Saved entries »
## Start
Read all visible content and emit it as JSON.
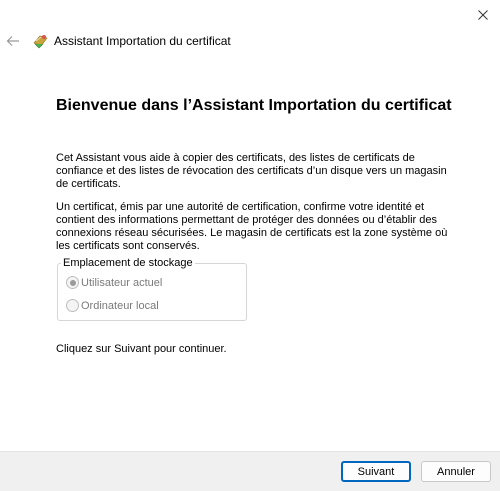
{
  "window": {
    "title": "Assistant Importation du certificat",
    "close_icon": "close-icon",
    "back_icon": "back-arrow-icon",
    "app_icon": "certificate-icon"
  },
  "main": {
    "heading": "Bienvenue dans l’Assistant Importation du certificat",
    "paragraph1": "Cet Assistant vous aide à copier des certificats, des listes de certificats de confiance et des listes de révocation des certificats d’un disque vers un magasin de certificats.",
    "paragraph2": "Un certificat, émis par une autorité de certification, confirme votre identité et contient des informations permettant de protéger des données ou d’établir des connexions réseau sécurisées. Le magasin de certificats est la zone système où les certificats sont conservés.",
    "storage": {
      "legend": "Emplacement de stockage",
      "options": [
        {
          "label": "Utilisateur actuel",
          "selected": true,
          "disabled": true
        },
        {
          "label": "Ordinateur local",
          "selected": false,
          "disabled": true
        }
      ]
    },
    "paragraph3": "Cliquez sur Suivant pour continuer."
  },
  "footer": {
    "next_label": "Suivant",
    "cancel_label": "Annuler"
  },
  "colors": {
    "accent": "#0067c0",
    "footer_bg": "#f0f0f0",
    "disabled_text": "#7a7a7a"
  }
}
## End
## Start
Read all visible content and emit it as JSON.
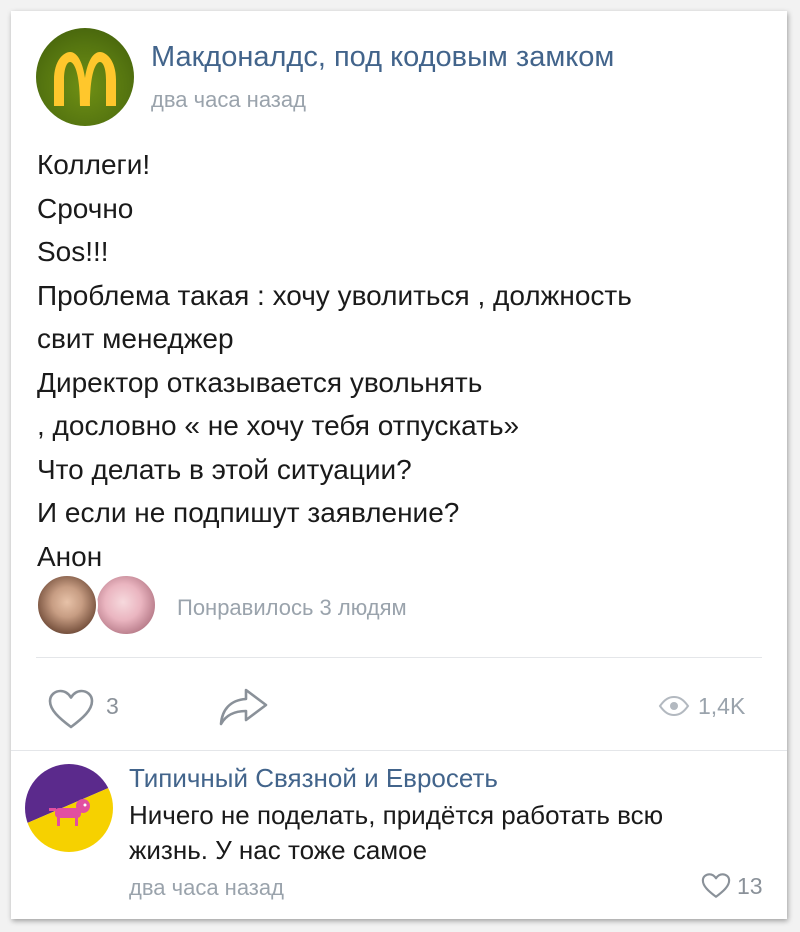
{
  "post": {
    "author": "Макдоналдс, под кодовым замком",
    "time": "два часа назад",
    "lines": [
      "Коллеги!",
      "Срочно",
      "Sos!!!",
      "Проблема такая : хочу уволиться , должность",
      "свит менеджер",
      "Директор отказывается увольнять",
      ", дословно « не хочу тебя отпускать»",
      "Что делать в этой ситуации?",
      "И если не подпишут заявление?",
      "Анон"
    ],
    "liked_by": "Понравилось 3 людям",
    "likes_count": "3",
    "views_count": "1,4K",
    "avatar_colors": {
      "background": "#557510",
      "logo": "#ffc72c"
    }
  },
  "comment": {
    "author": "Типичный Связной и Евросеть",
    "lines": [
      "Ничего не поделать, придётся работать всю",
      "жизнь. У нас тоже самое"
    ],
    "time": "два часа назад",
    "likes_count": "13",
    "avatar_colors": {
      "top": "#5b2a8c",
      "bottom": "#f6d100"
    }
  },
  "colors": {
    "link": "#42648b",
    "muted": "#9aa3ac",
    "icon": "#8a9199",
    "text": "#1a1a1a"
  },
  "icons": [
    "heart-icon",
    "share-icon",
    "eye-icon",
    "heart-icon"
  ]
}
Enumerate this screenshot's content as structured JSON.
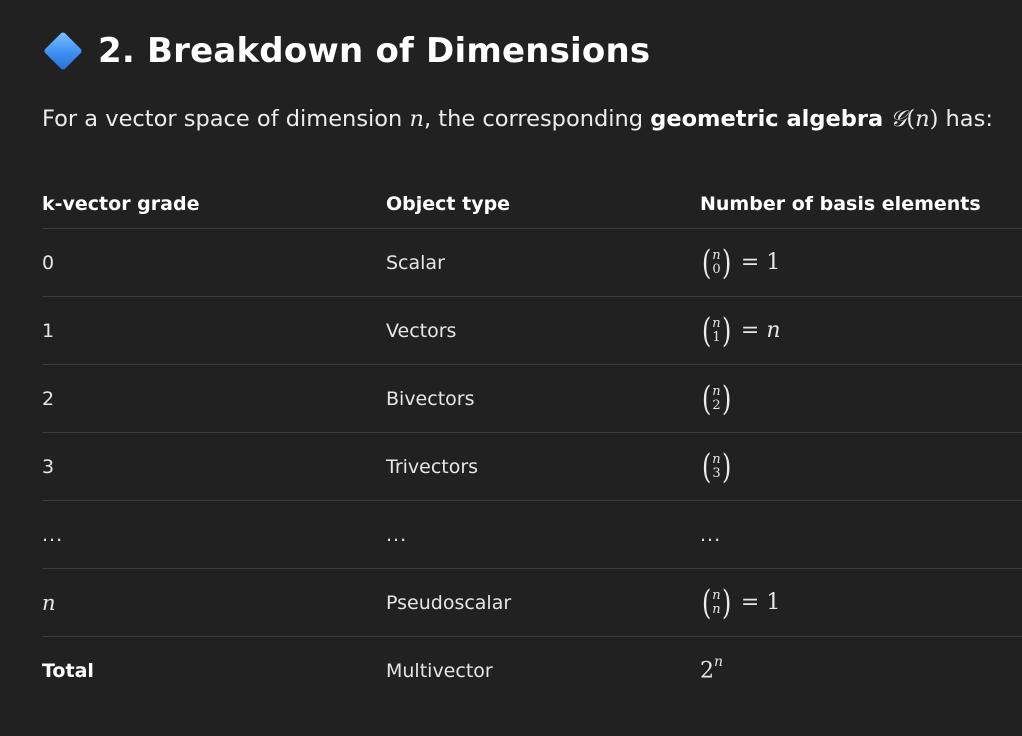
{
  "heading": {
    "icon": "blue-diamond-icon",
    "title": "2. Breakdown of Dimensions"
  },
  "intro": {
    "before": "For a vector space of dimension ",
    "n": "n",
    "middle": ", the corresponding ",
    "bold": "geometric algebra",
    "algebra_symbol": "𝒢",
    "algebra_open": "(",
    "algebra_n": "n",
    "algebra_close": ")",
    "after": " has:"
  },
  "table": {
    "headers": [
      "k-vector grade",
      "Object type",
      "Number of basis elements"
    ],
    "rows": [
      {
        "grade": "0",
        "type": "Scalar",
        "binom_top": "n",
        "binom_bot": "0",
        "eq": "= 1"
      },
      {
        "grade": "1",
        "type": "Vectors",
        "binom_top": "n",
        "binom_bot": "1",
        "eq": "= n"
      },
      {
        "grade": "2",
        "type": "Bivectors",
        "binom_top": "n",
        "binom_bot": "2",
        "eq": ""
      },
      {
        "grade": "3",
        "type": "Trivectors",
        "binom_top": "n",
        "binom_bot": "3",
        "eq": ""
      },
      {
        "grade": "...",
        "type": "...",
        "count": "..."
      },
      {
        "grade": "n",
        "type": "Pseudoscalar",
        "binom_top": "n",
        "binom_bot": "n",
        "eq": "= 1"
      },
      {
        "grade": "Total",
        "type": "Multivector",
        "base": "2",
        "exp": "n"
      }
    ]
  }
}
## End
## Start
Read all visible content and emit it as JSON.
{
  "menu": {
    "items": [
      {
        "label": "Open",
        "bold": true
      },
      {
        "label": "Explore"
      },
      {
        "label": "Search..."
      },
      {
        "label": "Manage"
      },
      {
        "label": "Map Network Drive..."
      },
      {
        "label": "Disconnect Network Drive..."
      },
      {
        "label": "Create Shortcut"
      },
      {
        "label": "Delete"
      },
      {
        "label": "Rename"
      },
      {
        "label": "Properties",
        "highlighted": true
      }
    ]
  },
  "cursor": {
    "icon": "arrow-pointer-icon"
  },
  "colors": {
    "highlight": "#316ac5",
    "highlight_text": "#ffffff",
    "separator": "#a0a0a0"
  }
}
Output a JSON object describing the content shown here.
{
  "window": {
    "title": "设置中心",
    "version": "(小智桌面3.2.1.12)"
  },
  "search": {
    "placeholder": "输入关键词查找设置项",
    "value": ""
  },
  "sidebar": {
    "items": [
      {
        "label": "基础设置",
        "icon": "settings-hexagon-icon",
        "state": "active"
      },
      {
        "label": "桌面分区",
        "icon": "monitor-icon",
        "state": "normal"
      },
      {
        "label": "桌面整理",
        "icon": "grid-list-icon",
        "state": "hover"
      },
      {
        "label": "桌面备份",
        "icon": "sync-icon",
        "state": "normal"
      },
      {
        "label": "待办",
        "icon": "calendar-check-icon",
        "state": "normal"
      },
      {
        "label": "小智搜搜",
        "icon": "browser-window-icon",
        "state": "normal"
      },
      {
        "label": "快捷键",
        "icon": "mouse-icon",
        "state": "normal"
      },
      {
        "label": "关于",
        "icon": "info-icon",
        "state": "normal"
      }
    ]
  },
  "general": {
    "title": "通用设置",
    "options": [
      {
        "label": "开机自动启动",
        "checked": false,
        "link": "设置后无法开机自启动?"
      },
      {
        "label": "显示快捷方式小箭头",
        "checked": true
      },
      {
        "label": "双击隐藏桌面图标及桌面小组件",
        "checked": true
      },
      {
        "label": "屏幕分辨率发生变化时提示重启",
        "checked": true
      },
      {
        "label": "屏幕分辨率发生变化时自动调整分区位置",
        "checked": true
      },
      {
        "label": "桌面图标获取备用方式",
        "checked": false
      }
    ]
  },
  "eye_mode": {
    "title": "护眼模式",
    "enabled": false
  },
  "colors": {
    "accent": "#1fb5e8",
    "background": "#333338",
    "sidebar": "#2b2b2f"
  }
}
## End
DIRECTIONS » Search the data for "grade". Copy every line that has it.

EXERCISE RESULT »
      "k-vector grade",
        "grade": "0",
        "grade": "1",
        "grade": "2",
        "grade": "3",
        "grade": "...",
        "grade": "n",
        "grade": "Total",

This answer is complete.